• [Information given]
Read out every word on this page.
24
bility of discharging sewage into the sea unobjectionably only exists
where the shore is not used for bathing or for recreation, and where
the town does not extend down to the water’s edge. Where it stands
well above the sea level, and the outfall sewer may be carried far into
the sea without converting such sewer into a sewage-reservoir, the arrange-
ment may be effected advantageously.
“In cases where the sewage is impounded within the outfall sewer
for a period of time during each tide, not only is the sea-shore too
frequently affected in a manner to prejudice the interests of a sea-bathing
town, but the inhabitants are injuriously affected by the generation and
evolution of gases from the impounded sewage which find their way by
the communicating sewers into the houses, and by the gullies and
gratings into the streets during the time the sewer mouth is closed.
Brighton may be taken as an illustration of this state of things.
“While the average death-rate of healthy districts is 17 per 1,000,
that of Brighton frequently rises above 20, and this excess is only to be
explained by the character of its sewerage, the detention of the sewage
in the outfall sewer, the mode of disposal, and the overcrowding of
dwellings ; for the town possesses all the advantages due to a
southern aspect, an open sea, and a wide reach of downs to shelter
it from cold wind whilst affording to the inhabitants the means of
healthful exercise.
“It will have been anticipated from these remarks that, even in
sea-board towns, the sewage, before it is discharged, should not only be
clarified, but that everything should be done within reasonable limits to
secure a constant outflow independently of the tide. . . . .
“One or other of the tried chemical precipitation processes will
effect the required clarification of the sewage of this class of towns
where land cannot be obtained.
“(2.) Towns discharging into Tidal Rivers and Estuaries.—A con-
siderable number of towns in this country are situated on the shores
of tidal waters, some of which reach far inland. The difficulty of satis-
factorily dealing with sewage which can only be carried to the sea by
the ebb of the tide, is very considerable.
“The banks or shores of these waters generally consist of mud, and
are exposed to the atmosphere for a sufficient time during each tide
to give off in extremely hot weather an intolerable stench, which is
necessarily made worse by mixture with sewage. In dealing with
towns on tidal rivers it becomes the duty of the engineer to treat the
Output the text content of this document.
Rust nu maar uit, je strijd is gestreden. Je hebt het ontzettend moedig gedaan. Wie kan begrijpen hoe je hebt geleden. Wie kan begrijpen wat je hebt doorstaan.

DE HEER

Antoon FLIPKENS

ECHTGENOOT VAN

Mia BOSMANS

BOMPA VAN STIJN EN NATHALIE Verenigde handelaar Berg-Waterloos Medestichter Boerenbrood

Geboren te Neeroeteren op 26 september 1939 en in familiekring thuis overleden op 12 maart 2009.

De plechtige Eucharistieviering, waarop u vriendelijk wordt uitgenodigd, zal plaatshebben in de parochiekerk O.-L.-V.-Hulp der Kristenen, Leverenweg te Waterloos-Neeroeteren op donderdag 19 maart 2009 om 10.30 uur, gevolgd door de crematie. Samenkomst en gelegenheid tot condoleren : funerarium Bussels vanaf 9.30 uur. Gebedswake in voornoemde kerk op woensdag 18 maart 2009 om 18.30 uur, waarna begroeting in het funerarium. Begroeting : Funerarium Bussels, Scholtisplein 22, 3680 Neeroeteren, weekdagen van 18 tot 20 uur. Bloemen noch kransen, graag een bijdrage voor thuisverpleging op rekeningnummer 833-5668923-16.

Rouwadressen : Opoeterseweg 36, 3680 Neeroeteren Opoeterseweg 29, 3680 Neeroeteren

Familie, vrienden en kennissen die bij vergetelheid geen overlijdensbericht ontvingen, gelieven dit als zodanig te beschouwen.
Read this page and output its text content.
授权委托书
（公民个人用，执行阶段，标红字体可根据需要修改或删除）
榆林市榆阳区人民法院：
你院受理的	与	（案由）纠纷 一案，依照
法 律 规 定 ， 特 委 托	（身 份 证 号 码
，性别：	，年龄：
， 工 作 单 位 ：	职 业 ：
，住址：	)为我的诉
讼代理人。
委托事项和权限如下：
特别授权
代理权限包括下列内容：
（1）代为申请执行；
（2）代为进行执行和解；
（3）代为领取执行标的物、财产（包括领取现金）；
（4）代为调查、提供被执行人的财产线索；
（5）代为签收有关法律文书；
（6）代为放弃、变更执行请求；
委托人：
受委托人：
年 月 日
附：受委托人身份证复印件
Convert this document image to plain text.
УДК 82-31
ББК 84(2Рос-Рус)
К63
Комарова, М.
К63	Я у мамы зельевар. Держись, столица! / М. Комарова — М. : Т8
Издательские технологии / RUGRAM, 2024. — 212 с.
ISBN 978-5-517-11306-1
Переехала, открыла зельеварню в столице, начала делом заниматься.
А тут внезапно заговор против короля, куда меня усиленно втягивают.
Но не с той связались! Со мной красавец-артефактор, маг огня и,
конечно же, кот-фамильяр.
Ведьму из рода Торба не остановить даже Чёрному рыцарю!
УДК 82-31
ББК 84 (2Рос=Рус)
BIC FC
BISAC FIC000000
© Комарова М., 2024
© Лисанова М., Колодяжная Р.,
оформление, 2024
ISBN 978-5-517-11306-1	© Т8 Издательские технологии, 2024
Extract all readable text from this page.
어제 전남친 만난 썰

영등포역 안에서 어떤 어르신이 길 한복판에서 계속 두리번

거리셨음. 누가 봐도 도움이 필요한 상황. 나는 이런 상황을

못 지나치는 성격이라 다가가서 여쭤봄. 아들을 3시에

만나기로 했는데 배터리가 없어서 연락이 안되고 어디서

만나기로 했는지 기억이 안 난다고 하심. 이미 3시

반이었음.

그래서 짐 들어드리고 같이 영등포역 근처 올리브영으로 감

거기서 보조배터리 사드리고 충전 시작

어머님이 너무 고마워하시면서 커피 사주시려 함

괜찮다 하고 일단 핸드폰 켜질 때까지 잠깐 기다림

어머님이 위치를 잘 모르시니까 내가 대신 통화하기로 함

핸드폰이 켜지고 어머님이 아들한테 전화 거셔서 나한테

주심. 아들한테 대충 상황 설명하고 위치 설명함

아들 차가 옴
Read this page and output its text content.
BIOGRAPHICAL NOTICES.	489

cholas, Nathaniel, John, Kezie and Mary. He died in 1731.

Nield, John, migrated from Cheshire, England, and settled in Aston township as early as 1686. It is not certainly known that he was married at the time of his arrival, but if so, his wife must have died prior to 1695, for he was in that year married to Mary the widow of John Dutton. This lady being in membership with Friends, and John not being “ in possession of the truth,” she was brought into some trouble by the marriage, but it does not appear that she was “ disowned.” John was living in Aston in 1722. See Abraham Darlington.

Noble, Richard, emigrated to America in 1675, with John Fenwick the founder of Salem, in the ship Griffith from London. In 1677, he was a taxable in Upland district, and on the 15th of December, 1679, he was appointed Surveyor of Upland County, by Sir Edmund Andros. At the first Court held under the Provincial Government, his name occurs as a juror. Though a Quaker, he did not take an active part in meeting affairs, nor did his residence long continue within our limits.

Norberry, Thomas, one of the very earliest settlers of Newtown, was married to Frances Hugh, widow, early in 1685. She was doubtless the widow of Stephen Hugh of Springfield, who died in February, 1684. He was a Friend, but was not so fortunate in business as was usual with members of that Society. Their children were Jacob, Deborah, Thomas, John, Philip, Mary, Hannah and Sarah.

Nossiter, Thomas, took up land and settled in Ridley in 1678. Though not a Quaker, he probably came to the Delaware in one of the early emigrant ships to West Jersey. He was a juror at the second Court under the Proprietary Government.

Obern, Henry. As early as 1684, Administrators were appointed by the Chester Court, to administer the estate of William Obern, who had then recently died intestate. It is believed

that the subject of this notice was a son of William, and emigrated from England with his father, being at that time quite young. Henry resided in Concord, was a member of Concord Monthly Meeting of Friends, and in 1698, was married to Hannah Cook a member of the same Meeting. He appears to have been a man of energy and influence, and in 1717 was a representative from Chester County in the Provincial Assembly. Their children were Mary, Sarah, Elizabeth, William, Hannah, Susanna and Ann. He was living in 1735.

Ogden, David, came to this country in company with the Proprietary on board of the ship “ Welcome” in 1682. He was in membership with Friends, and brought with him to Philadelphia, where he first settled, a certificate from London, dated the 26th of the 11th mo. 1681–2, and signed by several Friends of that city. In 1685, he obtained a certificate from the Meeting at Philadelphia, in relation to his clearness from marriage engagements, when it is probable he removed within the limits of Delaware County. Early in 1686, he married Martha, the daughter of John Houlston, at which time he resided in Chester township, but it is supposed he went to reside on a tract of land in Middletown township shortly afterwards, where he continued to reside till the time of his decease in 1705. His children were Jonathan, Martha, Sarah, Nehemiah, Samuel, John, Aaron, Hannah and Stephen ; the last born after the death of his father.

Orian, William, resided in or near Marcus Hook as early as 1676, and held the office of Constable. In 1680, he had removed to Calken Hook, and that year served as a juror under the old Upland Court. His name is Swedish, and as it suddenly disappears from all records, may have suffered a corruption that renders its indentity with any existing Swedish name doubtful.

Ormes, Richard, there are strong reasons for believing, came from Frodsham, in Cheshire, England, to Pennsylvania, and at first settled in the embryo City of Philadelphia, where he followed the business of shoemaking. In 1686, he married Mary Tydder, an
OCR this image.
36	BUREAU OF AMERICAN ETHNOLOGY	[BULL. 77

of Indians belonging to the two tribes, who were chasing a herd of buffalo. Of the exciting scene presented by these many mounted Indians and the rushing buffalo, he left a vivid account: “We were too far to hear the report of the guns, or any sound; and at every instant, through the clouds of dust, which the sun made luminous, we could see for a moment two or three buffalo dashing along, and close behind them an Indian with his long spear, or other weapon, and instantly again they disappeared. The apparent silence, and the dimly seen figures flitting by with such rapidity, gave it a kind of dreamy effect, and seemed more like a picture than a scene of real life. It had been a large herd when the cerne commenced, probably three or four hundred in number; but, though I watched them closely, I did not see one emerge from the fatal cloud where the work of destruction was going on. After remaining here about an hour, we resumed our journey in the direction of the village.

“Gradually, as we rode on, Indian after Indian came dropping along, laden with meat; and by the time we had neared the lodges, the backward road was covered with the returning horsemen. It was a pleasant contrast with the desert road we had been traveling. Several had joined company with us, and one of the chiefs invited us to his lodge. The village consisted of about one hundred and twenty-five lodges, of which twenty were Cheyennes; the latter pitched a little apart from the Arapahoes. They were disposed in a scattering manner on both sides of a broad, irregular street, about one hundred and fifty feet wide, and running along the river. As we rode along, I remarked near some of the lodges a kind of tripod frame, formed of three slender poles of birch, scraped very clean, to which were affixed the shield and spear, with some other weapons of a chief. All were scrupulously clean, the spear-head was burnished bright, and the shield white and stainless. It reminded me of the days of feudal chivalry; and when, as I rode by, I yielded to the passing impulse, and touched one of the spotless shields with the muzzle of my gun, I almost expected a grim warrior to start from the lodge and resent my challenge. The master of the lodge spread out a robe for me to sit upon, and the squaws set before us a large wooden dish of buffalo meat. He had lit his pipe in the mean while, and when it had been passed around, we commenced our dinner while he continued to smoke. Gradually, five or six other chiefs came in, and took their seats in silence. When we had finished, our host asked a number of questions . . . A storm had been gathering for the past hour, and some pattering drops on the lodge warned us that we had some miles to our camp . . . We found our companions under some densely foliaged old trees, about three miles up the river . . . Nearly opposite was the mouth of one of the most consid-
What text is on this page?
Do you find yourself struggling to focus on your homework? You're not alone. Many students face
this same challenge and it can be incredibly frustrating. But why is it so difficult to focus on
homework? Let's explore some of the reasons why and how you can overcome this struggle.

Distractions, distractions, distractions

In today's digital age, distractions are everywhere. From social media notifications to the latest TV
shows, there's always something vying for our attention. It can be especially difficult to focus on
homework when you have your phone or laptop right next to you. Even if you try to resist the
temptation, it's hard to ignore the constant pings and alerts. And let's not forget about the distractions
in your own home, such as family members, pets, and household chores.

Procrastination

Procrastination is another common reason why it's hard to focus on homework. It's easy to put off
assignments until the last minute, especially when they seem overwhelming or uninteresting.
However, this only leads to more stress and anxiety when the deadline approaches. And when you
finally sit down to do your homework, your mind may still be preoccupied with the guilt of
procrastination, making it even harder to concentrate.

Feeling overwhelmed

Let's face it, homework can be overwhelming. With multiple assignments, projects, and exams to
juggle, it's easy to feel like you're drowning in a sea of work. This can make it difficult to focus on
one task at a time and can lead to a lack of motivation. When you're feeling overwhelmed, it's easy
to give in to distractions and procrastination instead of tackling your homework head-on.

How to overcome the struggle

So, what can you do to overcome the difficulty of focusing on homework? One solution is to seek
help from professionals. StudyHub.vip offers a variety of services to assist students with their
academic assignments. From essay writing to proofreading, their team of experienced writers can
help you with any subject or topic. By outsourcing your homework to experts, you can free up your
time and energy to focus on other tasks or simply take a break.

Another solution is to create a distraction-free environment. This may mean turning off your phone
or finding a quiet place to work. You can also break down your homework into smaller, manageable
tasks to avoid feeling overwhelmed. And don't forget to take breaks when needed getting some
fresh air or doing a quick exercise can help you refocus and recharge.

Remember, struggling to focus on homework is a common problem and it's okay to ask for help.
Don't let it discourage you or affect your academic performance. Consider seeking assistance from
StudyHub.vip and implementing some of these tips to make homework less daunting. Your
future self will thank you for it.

• [Task description]
Return each line of the data that contains the string "affected".

• [Written response]
frequently affected in a manner to prejudice the interests of a sea-bathing
town, but the inhabitants are injuriously affected by the generation and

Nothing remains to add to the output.